- **What the exercise asks**:
Omit every image, and transcribe the remaining entries exactly as given.

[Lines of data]
————————

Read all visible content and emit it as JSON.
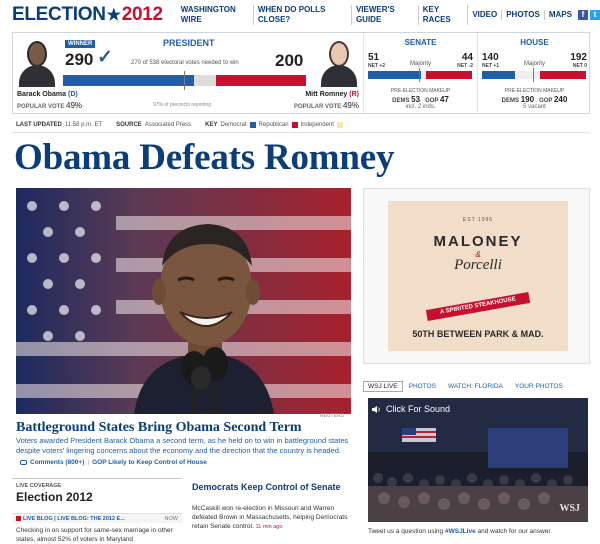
{
  "logo": {
    "part1": "ELECTION",
    "star": "★",
    "part2": "2012"
  },
  "nav": {
    "items": [
      "WASHINGTON WIRE",
      "WHEN DO POLLS CLOSE?",
      "VIEWER'S GUIDE",
      "KEY RACES",
      "VIDEO",
      "PHOTOS",
      "MAPS"
    ]
  },
  "colors": {
    "dem": "#1f5fa8",
    "rep": "#c8102e",
    "navy": "#0a3d7a",
    "independent": "#f3e9b5"
  },
  "president": {
    "title": "PRESIDENT",
    "winner_badge": "WINNER",
    "check": "✓",
    "obama_ev": "290",
    "romney_ev": "200",
    "needed_text": "270 of 538 electoral votes needed to win",
    "obama_ev_value": 290,
    "romney_ev_value": 200,
    "total_ev": 538,
    "precincts": "97% of precincts reporting",
    "obama_name": "Barack Obama",
    "obama_party": "(D)",
    "romney_name": "Mitt Romney",
    "romney_party": "(R)",
    "popvote_label": "POPULAR VOTE",
    "obama_pv": "49%",
    "romney_pv": "49%"
  },
  "senate": {
    "title": "SENATE",
    "dem": "51",
    "dem_net": "NET +2",
    "rep": "44",
    "rep_net": "NET -2",
    "majority": "Majority",
    "dem_value": 51,
    "rep_value": 44,
    "total": 100,
    "pre_label": "PRE-ELECTION MAKEUP",
    "pre_dem_label": "DEMS",
    "pre_dem": "53",
    "pre_gop_label": "GOP",
    "pre_gop": "47",
    "note": "incl. 2 inds."
  },
  "house": {
    "title": "HOUSE",
    "dem": "140",
    "dem_net": "NET +1",
    "rep": "192",
    "rep_net": "NET 0",
    "majority": "Majority",
    "dem_value": 140,
    "rep_value": 192,
    "total": 435,
    "pre_label": "PRE-ELECTION MAKEUP",
    "pre_dem_label": "DEMS",
    "pre_dem": "190",
    "pre_gop_label": "GOP",
    "pre_gop": "240",
    "note": "5 vacant"
  },
  "updated": {
    "label": "LAST UPDATED",
    "time": "11:58 p.m. ET",
    "source_label": "SOURCE",
    "source": "Associated Press",
    "key_label": "KEY",
    "key_dem": "Democrat",
    "key_rep": "Republican",
    "key_ind": "Independent"
  },
  "headline": "Obama Defeats Romney",
  "photo": {
    "credit": "REUTERS"
  },
  "story": {
    "title": "Battleground States Bring Obama Second Term",
    "text": "Voters awarded President Barack Obama a second term, as he held on to win in battleground states despite voters' lingering concerns about the economy and the direction that the country is headed.",
    "comments": "Comments (800+)",
    "related": "GOP Likely to Keep Control of House"
  },
  "live": {
    "label": "LIVE COVERAGE",
    "title": "Election 2012",
    "blog": "LIVE BLOG | LIVE BLOG: THE 2012 E...",
    "now": "NOW",
    "text": "Checking in on support for same-sex marriage in other states, almost 52% of voters in Maryland"
  },
  "mid_story": {
    "title": "Democrats Keep Control of Senate",
    "text": "McCaskill won re-election in Missouri and Warren defeated Brown in Massachusetts, helping Democrats retain Senate control.",
    "ago": "11 min ago"
  },
  "ad": {
    "est": "EST 1996",
    "name1": "MALONEY",
    "amp": "&",
    "name2": "Porcelli",
    "banner": "A SPIRITED STEAKHOUSE",
    "address": "50TH BETWEEN PARK & MAD."
  },
  "video": {
    "tabs": [
      "WSJ LIVE",
      "PHOTOS",
      "WATCH: FLORIDA",
      "YOUR PHOTOS"
    ],
    "caption": "Click For Sound",
    "mark": "WSJ",
    "tweet_pre": "Tweet us a question using",
    "tweet_tag": "#WSJLive",
    "tweet_post": "and watch for our answer."
  }
}
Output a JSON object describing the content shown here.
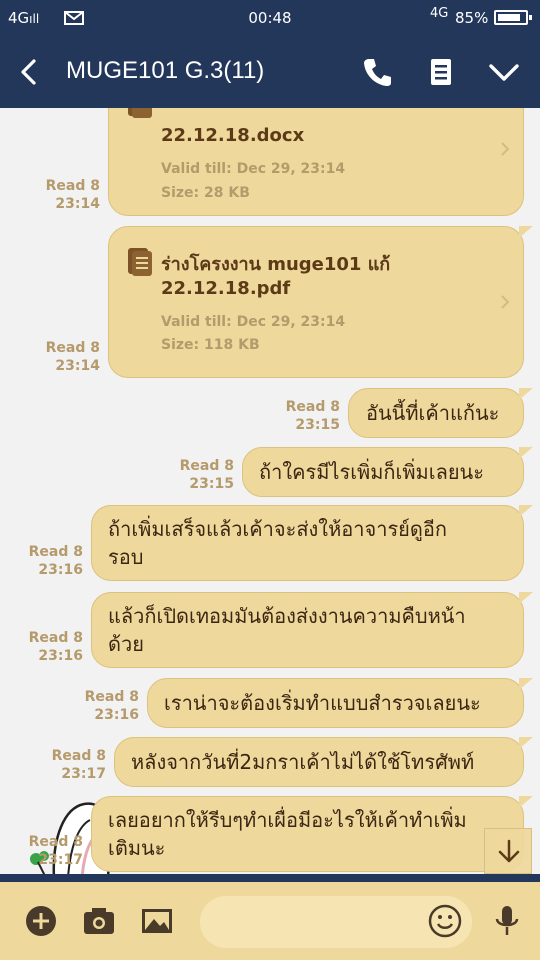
{
  "status_bar": {
    "network_left": "4G",
    "time": "00:48",
    "network_right": "4G",
    "battery_pct": "85%",
    "battery_level": 0.85
  },
  "header": {
    "title": "MUGE101 G.3(11)",
    "icons": [
      "back-arrow-icon",
      "phone-icon",
      "notes-icon",
      "chevron-down-icon"
    ]
  },
  "messages": [
    {
      "type": "file",
      "name_line1": "",
      "name_line2": "22.12.18.docx",
      "valid": "Valid till: Dec 29, 23:14",
      "size": "Size: 28 KB",
      "read": "Read 8",
      "time": "23:14"
    },
    {
      "type": "file",
      "name_line1": "ร่างโครงงาน muge101 แก้",
      "name_line2": "22.12.18.pdf",
      "valid": "Valid till: Dec 29, 23:14",
      "size": "Size: 118 KB",
      "read": "Read 8",
      "time": "23:14"
    },
    {
      "type": "text",
      "lines": [
        "อันนี้ที่เค้าแก้นะ"
      ],
      "read": "Read 8",
      "time": "23:15"
    },
    {
      "type": "text",
      "lines": [
        "ถ้าใครมีไรเพิ่มก็เพิ่มเลยนะ"
      ],
      "read": "Read 8",
      "time": "23:15"
    },
    {
      "type": "text",
      "lines": [
        "ถ้าเพิ่มเสร็จแล้วเค้าจะส่งให้อาจารย์ดูอีก",
        "รอบ"
      ],
      "read": "Read 8",
      "time": "23:16"
    },
    {
      "type": "text",
      "lines": [
        "แล้วก็เปิดเทอมมันต้องส่งงานความคืบหน้า",
        "ด้วย"
      ],
      "read": "Read 8",
      "time": "23:16"
    },
    {
      "type": "text",
      "lines": [
        "เราน่าจะต้องเริ่มทำแบบสำรวจเลยนะ"
      ],
      "read": "Read 8",
      "time": "23:16"
    },
    {
      "type": "text",
      "lines": [
        "หลังจากวันที่2มกราเค้าไม่ได้ใช้โทรศัพท์"
      ],
      "read": "Read 8",
      "time": "23:17"
    },
    {
      "type": "text",
      "lines": [
        "เลยอยากให้รีบๆทำเผื่อมีอะไรให้เค้าทำเพิ่ม",
        "เติมนะ"
      ],
      "read": "Read 8",
      "time": "23:17"
    }
  ],
  "input_bar": {
    "icons": [
      "plus-icon",
      "camera-icon",
      "image-icon",
      "emoji-icon",
      "microphone-icon"
    ]
  },
  "colors": {
    "header": "#23375a",
    "bubble": "#efd89c",
    "bubble_text": "#3a2612",
    "read_meta": "#b59a6b",
    "background": "#f2f2f2"
  }
}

————————

- **Final result**:
Read all visible content and emit it as JSON.
{
  "logo": {
    "part1": "ELECTION",
    "star": "★",
    "part2": "2012"
  },
  "nav": {
    "items": [
      "WASHINGTON WIRE",
      "WHEN DO POLLS CLOSE?",
      "VIEWER'S GUIDE",
      "KEY RACES",
      "VIDEO",
      "PHOTOS",
      "MAPS"
    ]
  },
  "colors": {
    "dem": "#1f5fa8",
    "rep": "#c8102e",
    "navy": "#0a3d7a",
    "independent": "#f3e9b5"
  },
  "president": {
    "title": "PRESIDENT",
    "winner_badge": "WINNER",
    "check": "✓",
    "obama_ev": "290",
    "romney_ev": "200",
    "needed_text": "270 of 538 electoral votes needed to win",
    "obama_ev_value": 290,
    "romney_ev_value": 200,
    "total_ev": 538,
    "precincts": "97% of precincts reporting",
    "obama_name": "Barack Obama",
    "obama_party": "(D)",
    "romney_name": "Mitt Romney",
    "romney_party": "(R)",
    "popvote_label": "POPULAR VOTE",
    "obama_pv": "49%",
    "romney_pv": "49%"
  },
  "senate": {
    "title": "SENATE",
    "dem": "51",
    "dem_net": "NET +2",
    "rep": "44",
    "rep_net": "NET -2",
    "majority": "Majority",
    "dem_value": 51,
    "rep_value": 44,
    "total": 100,
    "pre_label": "PRE-ELECTION MAKEUP",
    "pre_dem_label": "DEMS",
    "pre_dem": "53",
    "pre_gop_label": "GOP",
    "pre_gop": "47",
    "note": "incl. 2 inds."
  },
  "house": {
    "title": "HOUSE",
    "dem": "140",
    "dem_net": "NET +1",
    "rep": "192",
    "rep_net": "NET 0",
    "majority": "Majority",
    "dem_value": 140,
    "rep_value": 192,
    "total": 435,
    "pre_label": "PRE-ELECTION MAKEUP",
    "pre_dem_label": "DEMS",
    "pre_dem": "190",
    "pre_gop_label": "GOP",
    "pre_gop": "240",
    "note": "5 vacant"
  },
  "updated": {
    "label": "LAST UPDATED",
    "time": "11:58 p.m. ET",
    "source_label": "SOURCE",
    "source": "Associated Press",
    "key_label": "KEY",
    "key_dem": "Democrat",
    "key_rep": "Republican",
    "key_ind": "Independent"
  },
  "headline": "Obama Defeats Romney",
  "photo": {
    "credit": "REUTERS"
  },
  "story": {
    "title": "Battleground States Bring Obama Second Term",
    "text": "Voters awarded President Barack Obama a second term, as he held on to win in battleground states despite voters' lingering concerns about the economy and the direction that the country is headed.",
    "comments": "Comments (800+)",
    "related": "GOP Likely to Keep Control of House"
  },
  "live": {
    "label": "LIVE COVERAGE",
    "title": "Election 2012",
    "blog": "LIVE BLOG | LIVE BLOG: THE 2012 E...",
    "now": "NOW",
    "text": "Checking in on support for same-sex marriage in other states, almost 52% of voters in Maryland"
  },
  "mid_story": {
    "title": "Democrats Keep Control of Senate",
    "text": "McCaskill won re-election in Missouri and Warren defeated Brown in Massachusetts, helping Democrats retain Senate control.",
    "ago": "11 min ago"
  },
  "ad": {
    "est": "EST 1996",
    "name1": "MALONEY",
    "amp": "&",
    "name2": "Porcelli",
    "banner": "A SPIRITED STEAKHOUSE",
    "address": "50TH BETWEEN PARK & MAD."
  },
  "video": {
    "tabs": [
      "WSJ LIVE",
      "PHOTOS",
      "WATCH: FLORIDA",
      "YOUR PHOTOS"
    ],
    "caption": "Click For Sound",
    "mark": "WSJ",
    "tweet_pre": "Tweet us a question using",
    "tweet_tag": "#WSJLive",
    "tweet_post": "and watch for our answer."
  }
}
Output a JSON object describing the content shown here.
{
  "status_bar": {
    "network_left": "4G",
    "time": "00:48",
    "network_right": "4G",
    "battery_pct": "85%",
    "battery_level": 0.85
  },
  "header": {
    "title": "MUGE101 G.3(11)",
    "icons": [
      "back-arrow-icon",
      "phone-icon",
      "notes-icon",
      "chevron-down-icon"
    ]
  },
  "messages": [
    {
      "type": "file",
      "name_line1": "",
      "name_line2": "22.12.18.docx",
      "valid": "Valid till: Dec 29, 23:14",
      "size": "Size: 28 KB",
      "read": "Read 8",
      "time": "23:14"
    },
    {
      "type": "file",
      "name_line1": "ร่างโครงงาน muge101 แก้",
      "name_line2": "22.12.18.pdf",
      "valid": "Valid till: Dec 29, 23:14",
      "size": "Size: 118 KB",
      "read": "Read 8",
      "time": "23:14"
    },
    {
      "type": "text",
      "lines": [
        "อันนี้ที่เค้าแก้นะ"
      ],
      "read": "Read 8",
      "time": "23:15"
    },
    {
      "type": "text",
      "lines": [
        "ถ้าใครมีไรเพิ่มก็เพิ่มเลยนะ"
      ],
      "read": "Read 8",
      "time": "23:15"
    },
    {
      "type": "text",
      "lines": [
        "ถ้าเพิ่มเสร็จแล้วเค้าจะส่งให้อาจารย์ดูอีก",
        "รอบ"
      ],
      "read": "Read 8",
      "time": "23:16"
    },
    {
      "type": "text",
      "lines": [
        "แล้วก็เปิดเทอมมันต้องส่งงานความคืบหน้า",
        "ด้วย"
      ],
      "read": "Read 8",
      "time": "23:16"
    },
    {
      "type": "text",
      "lines": [
        "เราน่าจะต้องเริ่มทำแบบสำรวจเลยนะ"
      ],
      "read": "Read 8",
      "time": "23:16"
    },
    {
      "type": "text",
      "lines": [
        "หลังจากวันที่2มกราเค้าไม่ได้ใช้โทรศัพท์"
      ],
      "read": "Read 8",
      "time": "23:17"
    },
    {
      "type": "text",
      "lines": [
        "เลยอยากให้รีบๆทำเผื่อมีอะไรให้เค้าทำเพิ่ม",
        "เติมนะ"
      ],
      "read": "Read 8",
      "time": "23:17"
    }
  ],
  "input_bar": {
    "icons": [
      "plus-icon",
      "camera-icon",
      "image-icon",
      "emoji-icon",
      "microphone-icon"
    ]
  },
  "colors": {
    "header": "#23375a",
    "bubble": "#efd89c",
    "bubble_text": "#3a2612",
    "read_meta": "#b59a6b",
    "background": "#f2f2f2"
  }
}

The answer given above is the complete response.